What is expected - Identify the lines that include the word "houses", then copy all of them.

Dataset rows about figures
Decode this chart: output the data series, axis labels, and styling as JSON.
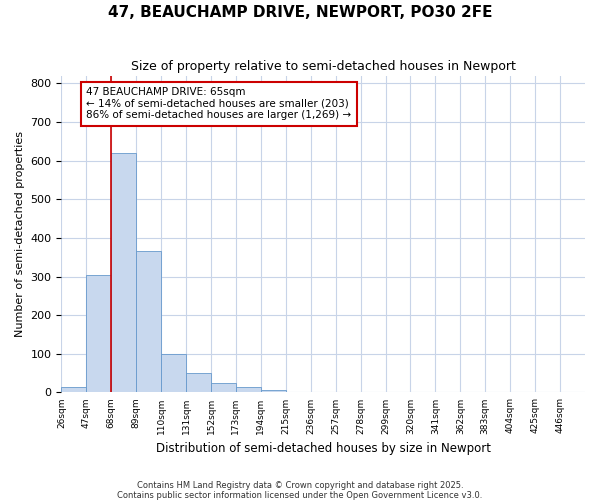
{
  "title": "47, BEAUCHAMP DRIVE, NEWPORT, PO30 2FE",
  "subtitle": "Size of property relative to semi-detached houses in Newport",
  "xlabel": "Distribution of semi-detached houses by size in Newport",
  "ylabel": "Number of semi-detached properties",
  "bin_labels": [
    "26sqm",
    "47sqm",
    "68sqm",
    "89sqm",
    "110sqm",
    "131sqm",
    "152sqm",
    "173sqm",
    "194sqm",
    "215sqm",
    "236sqm",
    "257sqm",
    "278sqm",
    "299sqm",
    "320sqm",
    "341sqm",
    "362sqm",
    "383sqm",
    "404sqm",
    "425sqm",
    "446sqm"
  ],
  "bin_edges": [
    26,
    47,
    68,
    89,
    110,
    131,
    152,
    173,
    194,
    215,
    236,
    257,
    278,
    299,
    320,
    341,
    362,
    383,
    404,
    425,
    446,
    467
  ],
  "bar_values": [
    15,
    303,
    620,
    365,
    100,
    50,
    25,
    13,
    5,
    2,
    1,
    1,
    0,
    0,
    0,
    0,
    0,
    0,
    0,
    0,
    0
  ],
  "bar_color": "#c8d8ee",
  "bar_edge_color": "#6699cc",
  "property_line_x": 68,
  "property_line_color": "#cc0000",
  "annotation_text": "47 BEAUCHAMP DRIVE: 65sqm\n← 14% of semi-detached houses are smaller (203)\n86% of semi-detached houses are larger (1,269) →",
  "annotation_box_color": "#cc0000",
  "annotation_text_color": "#000000",
  "ylim": [
    0,
    820
  ],
  "yticks": [
    0,
    100,
    200,
    300,
    400,
    500,
    600,
    700,
    800
  ],
  "background_color": "#ffffff",
  "plot_bg_color": "#ffffff",
  "grid_color": "#c8d4e8",
  "title_fontsize": 11,
  "subtitle_fontsize": 9,
  "footer_line1": "Contains HM Land Registry data © Crown copyright and database right 2025.",
  "footer_line2": "Contains public sector information licensed under the Open Government Licence v3.0."
}
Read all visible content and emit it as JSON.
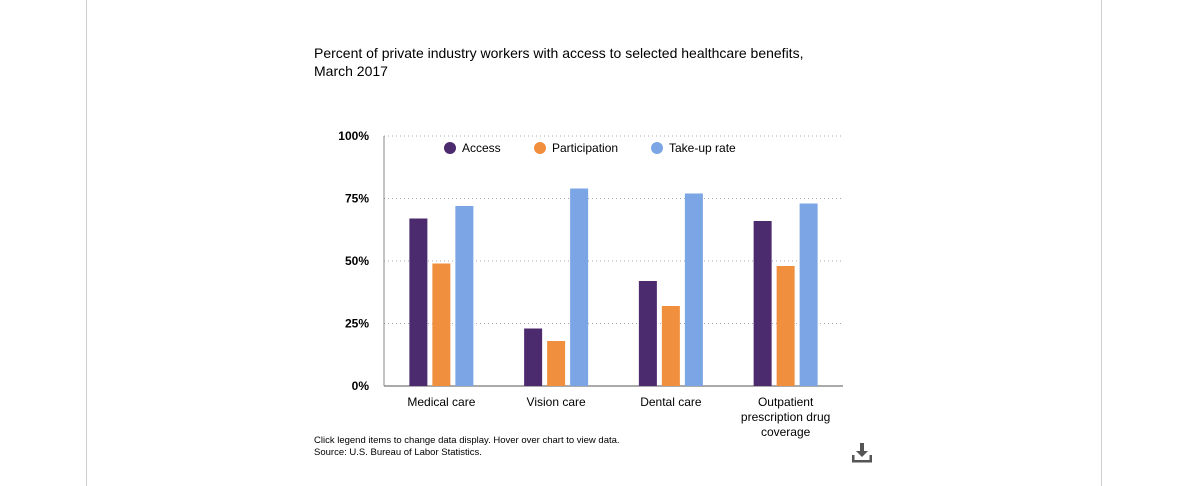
{
  "notes": {
    "instructions": "Click legend items to change data display. Hover over chart to view data.",
    "source": "Source: U.S. Bureau of Labor Statistics."
  },
  "icons": {
    "download": "download-icon"
  },
  "chart_data": {
    "type": "bar",
    "title": "Percent of private industry workers with access to selected healthcare benefits, March 2017",
    "title_lines": [
      "Percent of private industry workers with access to selected healthcare benefits,",
      "March 2017"
    ],
    "categories": [
      "Medical care",
      "Vision care",
      "Dental care",
      "Outpatient prescription drug coverage"
    ],
    "category_lines": [
      [
        "Medical care"
      ],
      [
        "Vision care"
      ],
      [
        "Dental care"
      ],
      [
        "Outpatient",
        "prescription drug",
        "coverage"
      ]
    ],
    "series": [
      {
        "name": "Access",
        "color": "#4b2a6e",
        "values": [
          67,
          23,
          42,
          66
        ]
      },
      {
        "name": "Participation",
        "color": "#f08f3e",
        "values": [
          49,
          18,
          32,
          48
        ]
      },
      {
        "name": "Take-up rate",
        "color": "#7ba5e5",
        "values": [
          72,
          79,
          77,
          73
        ]
      }
    ],
    "ylim": [
      0,
      100
    ],
    "yticks": [
      0,
      25,
      50,
      75,
      100
    ],
    "ytick_labels": [
      "0%",
      "25%",
      "50%",
      "75%",
      "100%"
    ],
    "xlabel": "",
    "ylabel": "",
    "grid": true,
    "legend_position": "top"
  }
}
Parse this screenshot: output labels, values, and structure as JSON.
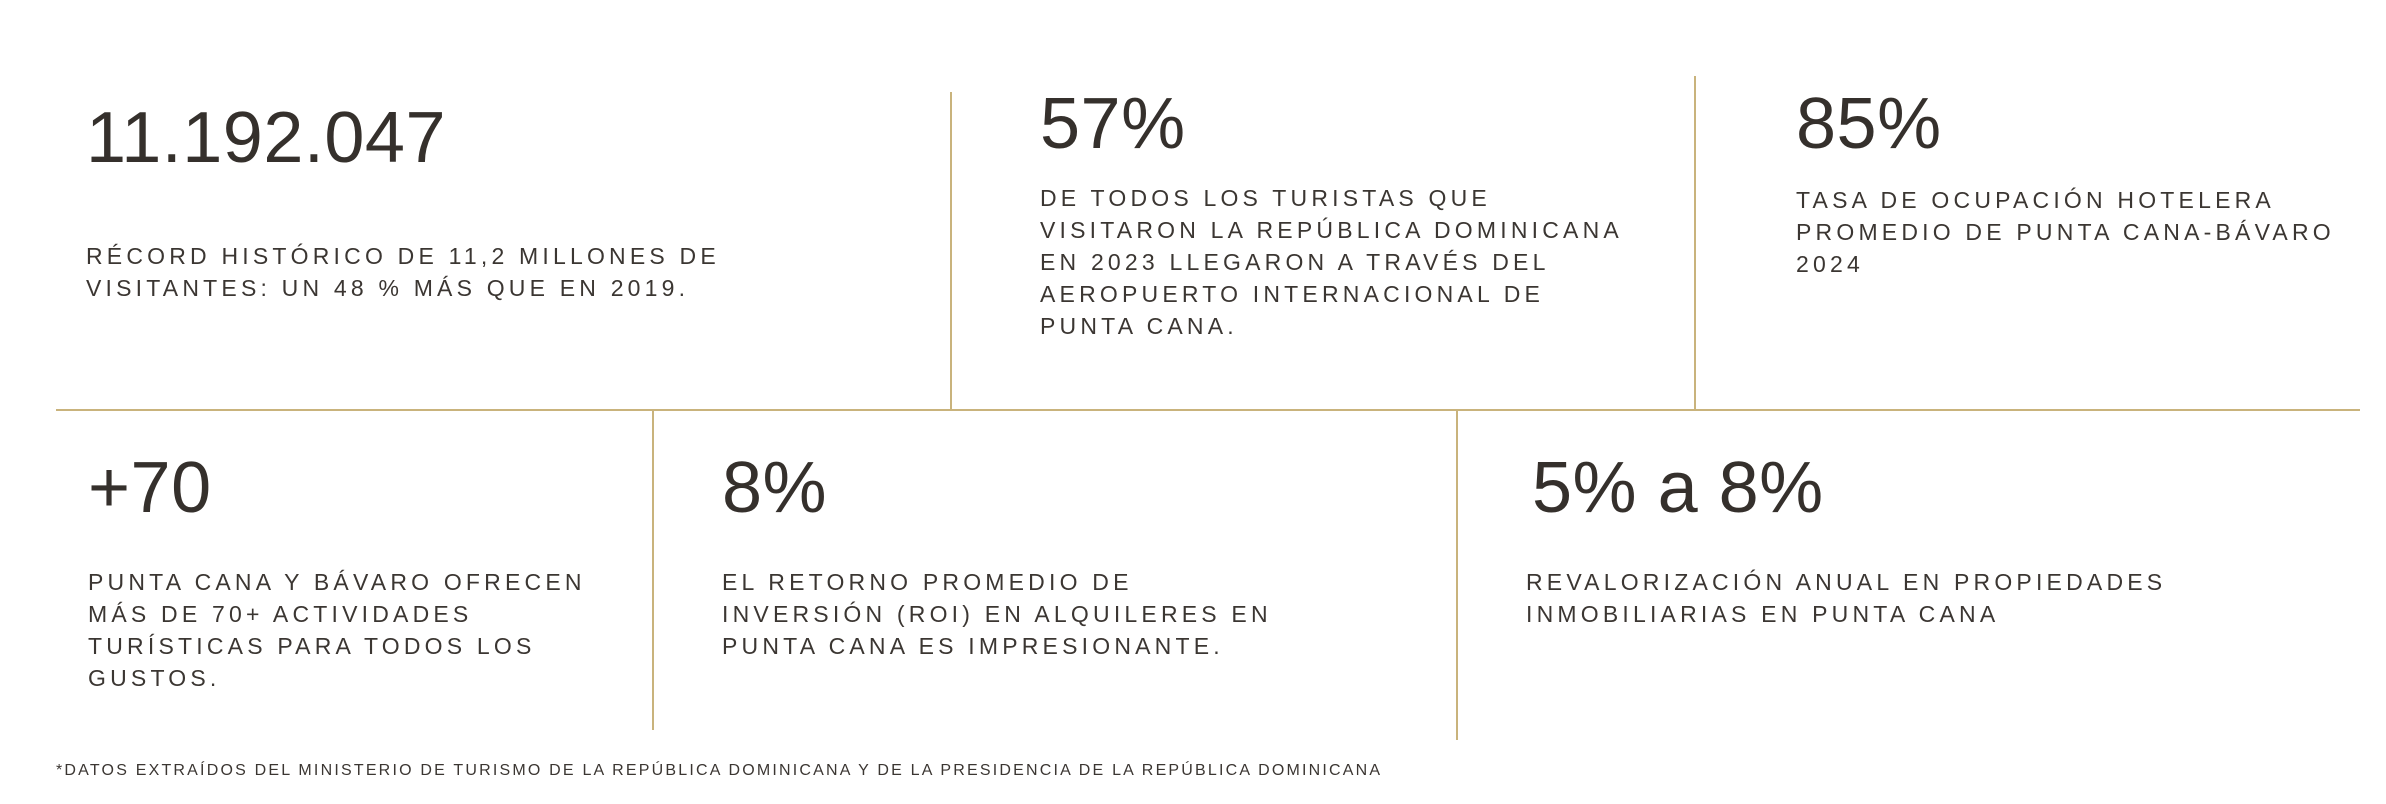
{
  "colors": {
    "divider": "#c9b37c",
    "text": "#35302c",
    "background": "#ffffff"
  },
  "stats": [
    {
      "value": "11.192.047",
      "description": "Récord histórico de 11,2 millones de visitantes: un 48 % más que en 2019."
    },
    {
      "value": "57%",
      "description": "De todos los turistas que visitaron la República Dominicana en 2023 llegaron a través del Aeropuerto Internacional de Punta Cana."
    },
    {
      "value": "85%",
      "description": "Tasa de ocupación hotelera promedio de Punta Cana-Bávaro 2024"
    },
    {
      "value": "+70",
      "description": "Punta Cana y Bávaro ofrecen más de 70+ actividades turísticas para todos los gustos."
    },
    {
      "value": "8%",
      "description": "El retorno promedio de inversión (ROI) en alquileres en Punta Cana es impresionante."
    },
    {
      "value": "5% a 8%",
      "description": "Revalorización anual  en propiedades inmobiliarias en Punta Cana"
    }
  ],
  "footnote": "*Datos extraídos del Ministerio de Turismo de la República Dominicana y de la Presidencia de la República Dominicana"
}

Finished exercise -
  "subtitle": "Size of property relative to semi-detached houses in Newport",
  "xlabel": "Distribution of semi-detached houses by size in Newport",
  "annotation_text": "47 BEAUCHAMP DRIVE: 65sqm\n← 14% of semi-detached houses are smaller (203)\n86% of semi-detached houses are larger (1,269) →",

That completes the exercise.